** SELECTED EXCERPT follows **

We recommend the repeal of all Personal Liberty bills, and recommend a National Convention, to be held at Louisville, Ky., on the 12th of February, to take into consideration the present perilous state of the country, and recommend to the people such just concessions and such amendments to the Constitution as will produce harmony and fraternal feeling throughout the Union, said Convention to consist of one delegate from each Congressional district, and two at large from each of the thirty-three States. We request that the Legislatures of the several States take steps for the holding of State Conventions to carry out the aforesaid recommendations.

The late Philadelphia meeting and Maj. Anderson.

The following correspondence has been published:

(Copy.)Philadelphia, Jan. 7, 1861.
Dear Sir
--As presiding officer of the great public meeting held in this city on Saturday evening last, the agreeable duty devolves on me of transmitting to you the enclosed account of its proceedings, as published in our morning papers.

Although I am well aware that the consciousness of having performed his duty is the soldier's highest reward, and that, therefore, your love of country needs no spur to incite you to continue faithful to its flag, it is no less the duty of your fellow-citizens everywhere to greet your patriotic doings in the present perilous crisis of our national affairs, with their hearty sympathy and applause. In this feeling, responsive as I know it to be to that of the vast mass of my fellow-citizens, I have great pleasure in being the instrument of making to you the present communication.

Trusting that the Federal Government will perform its whole duty towards you and the brave officers and men under your command, by giving you, without delay, the needful reinforcements and supplies. I have the honor to remain, dear sir, your most obedient servant,

[Major Anderson's Reply.]

(Copy.) Fort Sumter, S. C., Jan. 12, 1861.
Wm. D. Lewis. Esq., Philadelphia.--Dear Sir:
I have the honor to acknowledge the receipt of your favor of the 7th inst., enclosing a copy of the proceedings of a public meeting held in Philadelphia on the 5th inst.

** End of SELECTED EXCERPT **
** SOURCE INFORMATION follows **

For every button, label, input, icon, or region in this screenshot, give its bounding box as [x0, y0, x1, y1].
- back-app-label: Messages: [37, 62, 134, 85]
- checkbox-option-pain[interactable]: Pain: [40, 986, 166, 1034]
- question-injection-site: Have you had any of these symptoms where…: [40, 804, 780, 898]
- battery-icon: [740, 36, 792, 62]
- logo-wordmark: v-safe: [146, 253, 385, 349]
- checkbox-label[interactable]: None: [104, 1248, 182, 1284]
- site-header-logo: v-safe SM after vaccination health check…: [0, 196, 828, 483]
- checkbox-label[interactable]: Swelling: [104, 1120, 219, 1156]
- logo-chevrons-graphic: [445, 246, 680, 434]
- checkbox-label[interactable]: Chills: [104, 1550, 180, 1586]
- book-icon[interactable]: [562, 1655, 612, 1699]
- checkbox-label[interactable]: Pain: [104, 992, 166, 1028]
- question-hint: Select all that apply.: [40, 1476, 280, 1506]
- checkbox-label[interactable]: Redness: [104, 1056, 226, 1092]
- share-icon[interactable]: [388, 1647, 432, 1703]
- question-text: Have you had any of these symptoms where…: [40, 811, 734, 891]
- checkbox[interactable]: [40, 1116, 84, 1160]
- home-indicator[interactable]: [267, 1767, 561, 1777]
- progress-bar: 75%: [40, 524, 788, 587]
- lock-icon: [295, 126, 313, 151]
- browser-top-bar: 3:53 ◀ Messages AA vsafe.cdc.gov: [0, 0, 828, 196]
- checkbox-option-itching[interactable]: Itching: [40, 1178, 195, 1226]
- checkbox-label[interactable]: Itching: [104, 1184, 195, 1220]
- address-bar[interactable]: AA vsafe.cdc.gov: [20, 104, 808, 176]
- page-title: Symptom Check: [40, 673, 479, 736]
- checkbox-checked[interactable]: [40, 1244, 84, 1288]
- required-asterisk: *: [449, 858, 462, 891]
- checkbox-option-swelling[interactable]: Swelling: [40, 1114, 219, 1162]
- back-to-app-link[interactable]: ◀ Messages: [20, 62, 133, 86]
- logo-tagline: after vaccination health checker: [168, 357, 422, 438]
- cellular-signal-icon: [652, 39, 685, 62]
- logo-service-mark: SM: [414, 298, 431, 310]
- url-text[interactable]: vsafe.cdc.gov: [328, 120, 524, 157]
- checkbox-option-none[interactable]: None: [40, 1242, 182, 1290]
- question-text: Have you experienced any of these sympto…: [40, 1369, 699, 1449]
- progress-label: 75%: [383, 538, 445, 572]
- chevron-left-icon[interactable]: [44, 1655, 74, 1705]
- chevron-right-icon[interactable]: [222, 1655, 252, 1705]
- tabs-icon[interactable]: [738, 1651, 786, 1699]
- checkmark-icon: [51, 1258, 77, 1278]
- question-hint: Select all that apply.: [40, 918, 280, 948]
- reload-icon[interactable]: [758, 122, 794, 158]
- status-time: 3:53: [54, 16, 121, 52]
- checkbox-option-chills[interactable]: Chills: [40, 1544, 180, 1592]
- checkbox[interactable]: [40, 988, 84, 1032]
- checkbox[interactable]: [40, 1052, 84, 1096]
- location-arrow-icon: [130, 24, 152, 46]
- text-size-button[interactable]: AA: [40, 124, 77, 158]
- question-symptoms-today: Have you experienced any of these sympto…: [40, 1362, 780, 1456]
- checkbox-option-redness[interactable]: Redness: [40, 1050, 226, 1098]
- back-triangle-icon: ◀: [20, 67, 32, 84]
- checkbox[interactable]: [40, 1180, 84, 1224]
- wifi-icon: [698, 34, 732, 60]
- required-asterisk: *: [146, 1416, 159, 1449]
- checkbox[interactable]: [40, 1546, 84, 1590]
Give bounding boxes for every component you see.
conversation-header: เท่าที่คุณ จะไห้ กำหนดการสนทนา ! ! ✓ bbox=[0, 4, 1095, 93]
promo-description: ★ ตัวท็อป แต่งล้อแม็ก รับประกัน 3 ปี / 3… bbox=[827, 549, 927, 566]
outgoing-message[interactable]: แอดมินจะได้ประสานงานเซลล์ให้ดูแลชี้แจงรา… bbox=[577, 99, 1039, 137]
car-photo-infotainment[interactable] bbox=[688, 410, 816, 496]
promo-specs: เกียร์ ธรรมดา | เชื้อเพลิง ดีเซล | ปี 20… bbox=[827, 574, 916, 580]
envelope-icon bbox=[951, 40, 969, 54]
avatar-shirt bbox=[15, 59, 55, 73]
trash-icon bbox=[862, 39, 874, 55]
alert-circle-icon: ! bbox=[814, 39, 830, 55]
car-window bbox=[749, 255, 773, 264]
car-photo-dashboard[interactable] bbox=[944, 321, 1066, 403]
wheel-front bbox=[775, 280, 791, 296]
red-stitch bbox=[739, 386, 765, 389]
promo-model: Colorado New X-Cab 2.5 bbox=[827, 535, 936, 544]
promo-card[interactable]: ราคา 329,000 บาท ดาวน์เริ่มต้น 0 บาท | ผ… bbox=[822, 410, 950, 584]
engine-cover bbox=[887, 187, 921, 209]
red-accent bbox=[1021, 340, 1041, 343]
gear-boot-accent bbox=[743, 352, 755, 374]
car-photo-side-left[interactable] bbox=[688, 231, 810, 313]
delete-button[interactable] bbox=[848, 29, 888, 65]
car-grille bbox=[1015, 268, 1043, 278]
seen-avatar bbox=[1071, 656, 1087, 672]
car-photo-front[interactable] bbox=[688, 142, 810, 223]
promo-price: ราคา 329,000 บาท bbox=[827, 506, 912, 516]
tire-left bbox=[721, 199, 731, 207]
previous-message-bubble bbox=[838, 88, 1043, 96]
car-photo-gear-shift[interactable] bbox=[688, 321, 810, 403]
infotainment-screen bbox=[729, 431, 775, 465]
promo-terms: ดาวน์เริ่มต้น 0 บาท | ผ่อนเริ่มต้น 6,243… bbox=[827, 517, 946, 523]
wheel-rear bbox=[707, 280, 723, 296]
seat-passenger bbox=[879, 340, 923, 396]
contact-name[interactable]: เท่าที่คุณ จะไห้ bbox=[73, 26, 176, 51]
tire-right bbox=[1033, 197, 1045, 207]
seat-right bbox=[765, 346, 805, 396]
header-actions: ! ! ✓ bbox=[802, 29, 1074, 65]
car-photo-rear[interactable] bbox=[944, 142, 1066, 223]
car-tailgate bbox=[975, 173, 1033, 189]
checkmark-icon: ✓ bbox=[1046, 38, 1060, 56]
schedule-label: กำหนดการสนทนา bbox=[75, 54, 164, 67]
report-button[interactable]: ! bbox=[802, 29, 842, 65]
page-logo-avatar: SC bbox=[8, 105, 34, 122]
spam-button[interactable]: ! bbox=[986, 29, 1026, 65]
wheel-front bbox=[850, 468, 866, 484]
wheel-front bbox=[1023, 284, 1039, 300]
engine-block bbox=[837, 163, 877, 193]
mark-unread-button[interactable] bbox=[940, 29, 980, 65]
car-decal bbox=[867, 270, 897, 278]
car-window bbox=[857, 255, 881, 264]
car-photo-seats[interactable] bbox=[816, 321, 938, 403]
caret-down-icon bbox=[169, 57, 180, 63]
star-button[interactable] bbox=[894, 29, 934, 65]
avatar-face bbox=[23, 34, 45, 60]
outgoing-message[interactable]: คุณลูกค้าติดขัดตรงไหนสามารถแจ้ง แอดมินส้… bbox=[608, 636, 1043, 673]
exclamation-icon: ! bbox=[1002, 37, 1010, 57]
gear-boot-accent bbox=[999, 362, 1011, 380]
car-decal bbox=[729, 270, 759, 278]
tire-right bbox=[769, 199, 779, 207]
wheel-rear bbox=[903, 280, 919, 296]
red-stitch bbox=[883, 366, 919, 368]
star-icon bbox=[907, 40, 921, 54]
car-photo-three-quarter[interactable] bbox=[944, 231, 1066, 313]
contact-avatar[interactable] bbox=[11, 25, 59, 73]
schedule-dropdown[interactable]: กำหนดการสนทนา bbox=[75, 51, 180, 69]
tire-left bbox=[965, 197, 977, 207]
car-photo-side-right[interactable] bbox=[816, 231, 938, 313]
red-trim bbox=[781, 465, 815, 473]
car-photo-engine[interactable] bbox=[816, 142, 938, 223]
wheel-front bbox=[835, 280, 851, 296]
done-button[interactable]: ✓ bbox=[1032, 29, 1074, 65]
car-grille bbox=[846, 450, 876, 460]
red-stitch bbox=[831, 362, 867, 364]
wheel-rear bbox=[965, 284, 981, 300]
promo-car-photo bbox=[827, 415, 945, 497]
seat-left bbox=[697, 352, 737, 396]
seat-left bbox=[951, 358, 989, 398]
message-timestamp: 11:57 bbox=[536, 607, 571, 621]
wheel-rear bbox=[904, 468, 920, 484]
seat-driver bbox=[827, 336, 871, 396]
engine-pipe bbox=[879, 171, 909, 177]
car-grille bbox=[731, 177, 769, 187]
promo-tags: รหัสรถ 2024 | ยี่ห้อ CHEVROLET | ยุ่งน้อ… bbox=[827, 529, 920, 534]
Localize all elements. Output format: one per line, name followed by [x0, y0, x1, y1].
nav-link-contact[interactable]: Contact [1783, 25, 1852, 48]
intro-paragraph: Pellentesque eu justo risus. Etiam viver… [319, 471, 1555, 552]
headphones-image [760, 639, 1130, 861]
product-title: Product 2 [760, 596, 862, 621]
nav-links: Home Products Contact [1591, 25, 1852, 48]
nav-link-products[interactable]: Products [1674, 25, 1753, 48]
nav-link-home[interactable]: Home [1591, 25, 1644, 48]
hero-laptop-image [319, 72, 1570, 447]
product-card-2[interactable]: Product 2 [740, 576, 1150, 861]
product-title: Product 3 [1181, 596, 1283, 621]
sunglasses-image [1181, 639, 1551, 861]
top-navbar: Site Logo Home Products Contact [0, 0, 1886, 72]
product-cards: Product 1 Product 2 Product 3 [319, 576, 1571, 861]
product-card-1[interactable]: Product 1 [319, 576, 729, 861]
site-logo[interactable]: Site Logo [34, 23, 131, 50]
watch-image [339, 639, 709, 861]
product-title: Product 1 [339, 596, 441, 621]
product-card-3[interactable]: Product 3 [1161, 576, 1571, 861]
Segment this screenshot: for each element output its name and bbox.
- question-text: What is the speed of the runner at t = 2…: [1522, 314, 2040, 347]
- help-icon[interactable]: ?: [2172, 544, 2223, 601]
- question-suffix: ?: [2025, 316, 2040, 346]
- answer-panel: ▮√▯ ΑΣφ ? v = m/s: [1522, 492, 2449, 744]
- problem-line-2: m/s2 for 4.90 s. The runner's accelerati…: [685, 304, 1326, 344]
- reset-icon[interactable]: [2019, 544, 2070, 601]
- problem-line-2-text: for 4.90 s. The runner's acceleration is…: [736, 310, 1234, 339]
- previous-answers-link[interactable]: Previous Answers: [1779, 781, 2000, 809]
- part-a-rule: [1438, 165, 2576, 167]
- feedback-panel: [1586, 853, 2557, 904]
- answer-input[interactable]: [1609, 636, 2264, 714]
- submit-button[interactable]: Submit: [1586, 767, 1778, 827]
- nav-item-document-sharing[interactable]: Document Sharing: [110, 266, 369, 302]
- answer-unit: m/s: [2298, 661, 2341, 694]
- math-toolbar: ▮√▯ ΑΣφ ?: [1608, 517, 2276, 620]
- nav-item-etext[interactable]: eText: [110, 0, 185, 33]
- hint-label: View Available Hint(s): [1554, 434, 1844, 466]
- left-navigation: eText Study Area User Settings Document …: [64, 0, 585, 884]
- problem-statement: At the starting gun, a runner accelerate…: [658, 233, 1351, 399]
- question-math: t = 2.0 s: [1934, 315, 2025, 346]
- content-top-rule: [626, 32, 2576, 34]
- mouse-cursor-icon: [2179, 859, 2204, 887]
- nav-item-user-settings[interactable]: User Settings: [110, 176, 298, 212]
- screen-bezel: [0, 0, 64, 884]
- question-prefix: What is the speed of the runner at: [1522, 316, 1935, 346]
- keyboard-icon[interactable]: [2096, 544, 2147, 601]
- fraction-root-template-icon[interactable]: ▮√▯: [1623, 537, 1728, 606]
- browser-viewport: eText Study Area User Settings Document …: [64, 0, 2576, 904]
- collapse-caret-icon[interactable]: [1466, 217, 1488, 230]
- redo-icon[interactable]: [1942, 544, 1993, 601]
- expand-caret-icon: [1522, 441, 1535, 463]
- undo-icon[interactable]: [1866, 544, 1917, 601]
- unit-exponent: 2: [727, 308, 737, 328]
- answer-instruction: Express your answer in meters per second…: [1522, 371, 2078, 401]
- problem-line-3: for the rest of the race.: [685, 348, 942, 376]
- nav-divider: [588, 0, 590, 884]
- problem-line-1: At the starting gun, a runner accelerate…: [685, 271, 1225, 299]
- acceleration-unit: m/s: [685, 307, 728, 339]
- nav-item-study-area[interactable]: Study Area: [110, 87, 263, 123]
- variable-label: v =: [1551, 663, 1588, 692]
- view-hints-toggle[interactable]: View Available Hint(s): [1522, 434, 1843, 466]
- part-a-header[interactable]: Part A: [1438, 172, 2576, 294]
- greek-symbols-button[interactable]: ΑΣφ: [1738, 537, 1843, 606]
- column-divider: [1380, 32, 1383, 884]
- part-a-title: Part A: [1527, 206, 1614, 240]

** End of SOURCE INFORMATION **

TASKS:
**A.** Where and on what date does the newspaper excerpt recommend holding the National Convention?
**B.** Quote the newspaper excerpt word for word, starting at "(Copy.) Fort Sumter, S." and ending at "the 5th inst.".

SOLUTIONS BELOW:
**A.** At Louisville, Ky., on the 12th of February.

**B.**
(Copy.) Fort Sumter, S. C., Jan. 12, 1861.
Wm. D. Lewis. Esq., Philadelphia.--Dear Sir:
I have the honor to acknowledge the receipt of your favor of the 7th inst., enclosing a copy of the proceedings of a public meeting held in Philadelphia on the 5th inst.